Given exercise ->
Reproduce the records. Keep every word exact and include no images.

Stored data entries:
··········
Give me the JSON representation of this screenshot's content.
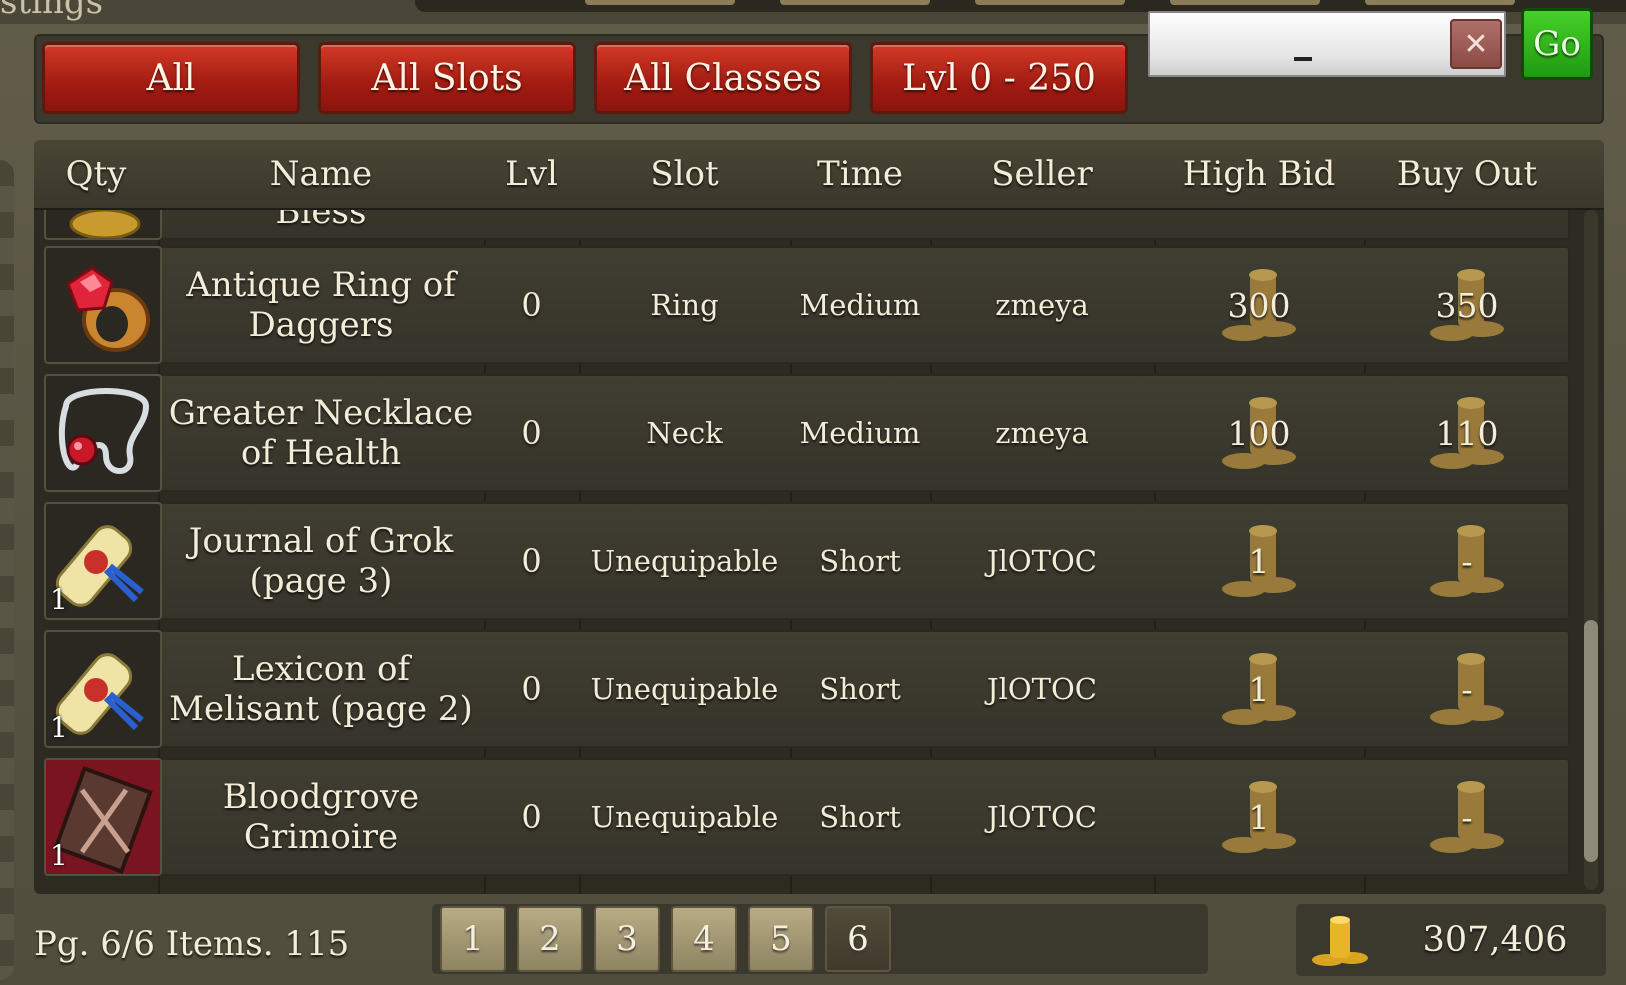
{
  "window": {
    "title_fragment": "stings"
  },
  "filters": {
    "category": "All",
    "slot": "All Slots",
    "class": "All Classes",
    "level_range": "Lvl 0 - 250",
    "search_value": "",
    "clear_label": "✕",
    "go_label": "Go"
  },
  "table": {
    "columns": [
      "Qty",
      "Name",
      "Lvl",
      "Slot",
      "Time",
      "Seller",
      "High Bid",
      "Buy Out"
    ],
    "partial_row": {
      "name_fragment": "Bless"
    },
    "rows": [
      {
        "icon": "ruby-ring-icon",
        "qty": "",
        "name": "Antique Ring of Daggers",
        "lvl": "0",
        "slot": "Ring",
        "time": "Medium",
        "seller": "zmeya",
        "high_bid": "300",
        "buy_out": "350"
      },
      {
        "icon": "red-gem-necklace-icon",
        "qty": "",
        "name": "Greater Necklace of Health",
        "lvl": "0",
        "slot": "Neck",
        "time": "Medium",
        "seller": "zmeya",
        "high_bid": "100",
        "buy_out": "110"
      },
      {
        "icon": "scroll-icon",
        "qty": "1",
        "name": "Journal of Grok (page 3)",
        "lvl": "0",
        "slot": "Unequipable",
        "time": "Short",
        "seller": "JlOTOC",
        "high_bid": "1",
        "buy_out": "-"
      },
      {
        "icon": "scroll-icon",
        "qty": "1",
        "name": "Lexicon of Melisant (page 2)",
        "lvl": "0",
        "slot": "Unequipable",
        "time": "Short",
        "seller": "JlOTOC",
        "high_bid": "1",
        "buy_out": "-"
      },
      {
        "icon": "grimoire-icon",
        "qty": "1",
        "name": "Bloodgrove Grimoire",
        "lvl": "0",
        "slot": "Unequipable",
        "time": "Short",
        "seller": "JlOTOC",
        "high_bid": "1",
        "buy_out": "-"
      }
    ]
  },
  "footer": {
    "page_label": "Pg. 6/6",
    "items_label": "Items. 115",
    "pages": [
      "1",
      "2",
      "3",
      "4",
      "5",
      "6"
    ],
    "active_page": "6",
    "gold": "307,406"
  },
  "colors": {
    "red_button": "#b72416",
    "go_green": "#2fb51a",
    "panel": "#2c2a21"
  }
}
··········
Answer ->
Give me the JSON representation of this screenshot's content.
{
  "window": {
    "title_fragment": "stings"
  },
  "filters": {
    "category": "All",
    "slot": "All Slots",
    "class": "All Classes",
    "level_range": "Lvl 0 - 250",
    "search_value": "",
    "clear_label": "✕",
    "go_label": "Go"
  },
  "table": {
    "columns": [
      "Qty",
      "Name",
      "Lvl",
      "Slot",
      "Time",
      "Seller",
      "High Bid",
      "Buy Out"
    ],
    "partial_row": {
      "name_fragment": "Bless"
    },
    "rows": [
      {
        "icon": "ruby-ring-icon",
        "qty": "",
        "name": "Antique Ring of Daggers",
        "lvl": "0",
        "slot": "Ring",
        "time": "Medium",
        "seller": "zmeya",
        "high_bid": "300",
        "buy_out": "350"
      },
      {
        "icon": "red-gem-necklace-icon",
        "qty": "",
        "name": "Greater Necklace of Health",
        "lvl": "0",
        "slot": "Neck",
        "time": "Medium",
        "seller": "zmeya",
        "high_bid": "100",
        "buy_out": "110"
      },
      {
        "icon": "scroll-icon",
        "qty": "1",
        "name": "Journal of Grok (page 3)",
        "lvl": "0",
        "slot": "Unequipable",
        "time": "Short",
        "seller": "JlOTOC",
        "high_bid": "1",
        "buy_out": "-"
      },
      {
        "icon": "scroll-icon",
        "qty": "1",
        "name": "Lexicon of Melisant (page 2)",
        "lvl": "0",
        "slot": "Unequipable",
        "time": "Short",
        "seller": "JlOTOC",
        "high_bid": "1",
        "buy_out": "-"
      },
      {
        "icon": "grimoire-icon",
        "qty": "1",
        "name": "Bloodgrove Grimoire",
        "lvl": "0",
        "slot": "Unequipable",
        "time": "Short",
        "seller": "JlOTOC",
        "high_bid": "1",
        "buy_out": "-"
      }
    ]
  },
  "footer": {
    "page_label": "Pg. 6/6",
    "items_label": "Items. 115",
    "pages": [
      "1",
      "2",
      "3",
      "4",
      "5",
      "6"
    ],
    "active_page": "6",
    "gold": "307,406"
  },
  "colors": {
    "red_button": "#b72416",
    "go_green": "#2fb51a",
    "panel": "#2c2a21"
  }
}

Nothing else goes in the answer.